── Exercise material ──

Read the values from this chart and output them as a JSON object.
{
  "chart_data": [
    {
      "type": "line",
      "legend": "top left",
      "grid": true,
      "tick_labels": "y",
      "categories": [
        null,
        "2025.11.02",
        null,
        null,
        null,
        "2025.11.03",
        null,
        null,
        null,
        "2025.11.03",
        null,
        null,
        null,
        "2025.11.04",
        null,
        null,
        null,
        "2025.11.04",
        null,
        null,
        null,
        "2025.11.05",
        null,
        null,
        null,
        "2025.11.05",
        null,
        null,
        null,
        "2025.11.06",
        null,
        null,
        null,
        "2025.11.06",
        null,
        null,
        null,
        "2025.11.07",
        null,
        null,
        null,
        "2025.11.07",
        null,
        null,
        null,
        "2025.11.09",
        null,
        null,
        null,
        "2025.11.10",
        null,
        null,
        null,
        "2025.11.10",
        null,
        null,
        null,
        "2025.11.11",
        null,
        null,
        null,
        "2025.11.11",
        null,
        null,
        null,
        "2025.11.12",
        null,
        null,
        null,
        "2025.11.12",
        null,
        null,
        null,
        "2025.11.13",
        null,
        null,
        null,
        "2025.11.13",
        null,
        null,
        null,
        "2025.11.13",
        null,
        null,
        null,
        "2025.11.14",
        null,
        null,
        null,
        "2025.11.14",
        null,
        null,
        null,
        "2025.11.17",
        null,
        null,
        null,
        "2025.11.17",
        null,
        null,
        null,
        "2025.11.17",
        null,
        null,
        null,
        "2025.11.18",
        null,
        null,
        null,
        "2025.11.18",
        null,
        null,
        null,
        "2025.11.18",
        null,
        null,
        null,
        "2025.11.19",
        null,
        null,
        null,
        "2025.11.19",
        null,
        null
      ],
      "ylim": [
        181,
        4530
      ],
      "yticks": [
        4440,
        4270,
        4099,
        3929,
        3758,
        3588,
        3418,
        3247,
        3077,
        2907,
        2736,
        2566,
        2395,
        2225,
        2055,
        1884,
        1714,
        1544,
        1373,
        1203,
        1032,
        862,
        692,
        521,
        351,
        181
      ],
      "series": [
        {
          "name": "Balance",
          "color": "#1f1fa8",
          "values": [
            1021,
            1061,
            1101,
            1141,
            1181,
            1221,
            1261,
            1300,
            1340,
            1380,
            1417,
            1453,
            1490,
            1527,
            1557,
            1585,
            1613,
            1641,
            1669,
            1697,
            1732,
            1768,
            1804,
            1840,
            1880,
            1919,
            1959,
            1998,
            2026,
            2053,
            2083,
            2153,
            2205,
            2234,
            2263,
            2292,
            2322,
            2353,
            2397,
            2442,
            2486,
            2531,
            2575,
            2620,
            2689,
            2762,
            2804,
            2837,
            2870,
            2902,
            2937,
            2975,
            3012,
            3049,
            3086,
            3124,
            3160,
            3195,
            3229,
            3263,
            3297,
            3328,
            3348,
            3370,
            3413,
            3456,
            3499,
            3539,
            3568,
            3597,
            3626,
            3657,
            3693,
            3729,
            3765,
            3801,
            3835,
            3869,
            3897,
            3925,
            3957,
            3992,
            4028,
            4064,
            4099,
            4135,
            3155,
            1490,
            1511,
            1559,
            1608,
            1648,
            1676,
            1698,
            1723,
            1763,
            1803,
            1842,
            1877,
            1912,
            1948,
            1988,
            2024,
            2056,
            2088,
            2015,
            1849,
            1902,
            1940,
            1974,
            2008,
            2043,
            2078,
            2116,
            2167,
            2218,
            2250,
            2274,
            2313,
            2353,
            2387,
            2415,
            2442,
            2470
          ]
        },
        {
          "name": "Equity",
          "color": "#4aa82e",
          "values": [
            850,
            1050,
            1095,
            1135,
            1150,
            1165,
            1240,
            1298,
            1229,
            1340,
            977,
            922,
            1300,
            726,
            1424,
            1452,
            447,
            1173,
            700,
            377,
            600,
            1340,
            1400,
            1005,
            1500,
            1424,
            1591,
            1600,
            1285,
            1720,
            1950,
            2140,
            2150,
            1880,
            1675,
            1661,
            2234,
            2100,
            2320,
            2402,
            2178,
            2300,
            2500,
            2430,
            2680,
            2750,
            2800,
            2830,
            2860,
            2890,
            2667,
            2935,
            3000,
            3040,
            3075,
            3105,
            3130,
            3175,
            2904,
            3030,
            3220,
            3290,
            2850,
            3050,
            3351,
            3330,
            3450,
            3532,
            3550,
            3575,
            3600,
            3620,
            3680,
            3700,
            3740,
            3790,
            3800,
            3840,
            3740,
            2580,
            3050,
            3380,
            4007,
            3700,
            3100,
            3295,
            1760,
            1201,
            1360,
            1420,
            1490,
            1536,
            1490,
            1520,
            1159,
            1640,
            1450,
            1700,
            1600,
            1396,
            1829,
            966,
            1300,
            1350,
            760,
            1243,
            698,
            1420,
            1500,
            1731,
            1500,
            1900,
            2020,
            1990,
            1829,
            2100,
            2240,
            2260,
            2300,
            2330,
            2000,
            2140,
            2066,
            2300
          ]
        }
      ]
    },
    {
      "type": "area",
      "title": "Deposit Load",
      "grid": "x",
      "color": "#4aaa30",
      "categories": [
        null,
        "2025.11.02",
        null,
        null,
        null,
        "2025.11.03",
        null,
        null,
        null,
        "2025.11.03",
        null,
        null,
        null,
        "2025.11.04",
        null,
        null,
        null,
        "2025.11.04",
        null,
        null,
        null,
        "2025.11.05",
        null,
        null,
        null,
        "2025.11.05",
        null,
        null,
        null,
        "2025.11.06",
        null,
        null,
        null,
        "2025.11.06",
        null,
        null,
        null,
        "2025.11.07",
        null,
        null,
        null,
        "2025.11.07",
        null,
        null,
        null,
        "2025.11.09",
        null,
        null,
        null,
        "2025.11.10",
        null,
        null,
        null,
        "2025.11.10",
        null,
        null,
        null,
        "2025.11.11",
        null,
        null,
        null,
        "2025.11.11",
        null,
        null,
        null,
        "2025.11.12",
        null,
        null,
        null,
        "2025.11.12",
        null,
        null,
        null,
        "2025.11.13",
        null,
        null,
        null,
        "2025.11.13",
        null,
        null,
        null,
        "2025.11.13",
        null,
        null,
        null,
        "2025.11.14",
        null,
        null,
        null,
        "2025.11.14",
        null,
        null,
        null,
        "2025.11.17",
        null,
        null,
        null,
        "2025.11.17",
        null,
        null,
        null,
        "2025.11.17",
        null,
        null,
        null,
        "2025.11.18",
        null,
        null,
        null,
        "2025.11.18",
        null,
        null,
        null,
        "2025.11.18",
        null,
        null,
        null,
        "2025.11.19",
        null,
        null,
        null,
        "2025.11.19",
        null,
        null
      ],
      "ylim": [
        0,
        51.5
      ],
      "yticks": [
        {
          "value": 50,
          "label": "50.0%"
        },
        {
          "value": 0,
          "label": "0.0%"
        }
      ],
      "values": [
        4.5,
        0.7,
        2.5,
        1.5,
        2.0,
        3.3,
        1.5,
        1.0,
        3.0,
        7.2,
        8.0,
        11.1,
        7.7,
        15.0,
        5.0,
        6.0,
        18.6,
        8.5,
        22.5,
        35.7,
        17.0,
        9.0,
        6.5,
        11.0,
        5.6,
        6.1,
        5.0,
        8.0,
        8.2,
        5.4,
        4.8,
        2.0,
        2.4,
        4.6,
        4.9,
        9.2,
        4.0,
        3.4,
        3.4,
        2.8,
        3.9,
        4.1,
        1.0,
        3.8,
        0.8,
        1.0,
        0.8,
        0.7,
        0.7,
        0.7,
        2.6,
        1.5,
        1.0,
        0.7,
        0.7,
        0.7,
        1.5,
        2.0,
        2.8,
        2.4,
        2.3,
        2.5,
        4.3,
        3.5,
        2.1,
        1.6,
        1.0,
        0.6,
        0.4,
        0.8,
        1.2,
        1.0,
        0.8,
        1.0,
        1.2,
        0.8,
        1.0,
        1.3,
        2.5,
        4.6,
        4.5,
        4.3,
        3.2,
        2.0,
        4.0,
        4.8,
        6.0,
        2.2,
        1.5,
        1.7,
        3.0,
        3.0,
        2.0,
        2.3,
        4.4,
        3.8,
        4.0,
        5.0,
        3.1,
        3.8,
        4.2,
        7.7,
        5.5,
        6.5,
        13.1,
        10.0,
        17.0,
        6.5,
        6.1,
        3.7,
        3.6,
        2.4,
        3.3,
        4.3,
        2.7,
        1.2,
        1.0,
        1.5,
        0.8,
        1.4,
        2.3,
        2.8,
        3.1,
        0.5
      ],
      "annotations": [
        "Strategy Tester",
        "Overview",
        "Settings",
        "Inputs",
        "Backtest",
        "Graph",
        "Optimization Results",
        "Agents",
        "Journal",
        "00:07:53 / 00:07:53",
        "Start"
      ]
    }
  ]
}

───

> Request: Show the lines that mention the word "color".

> Written answer:
          "color": "#1f1fa8",
          "color": "#4aa82e",
      "color": "#4aaa30",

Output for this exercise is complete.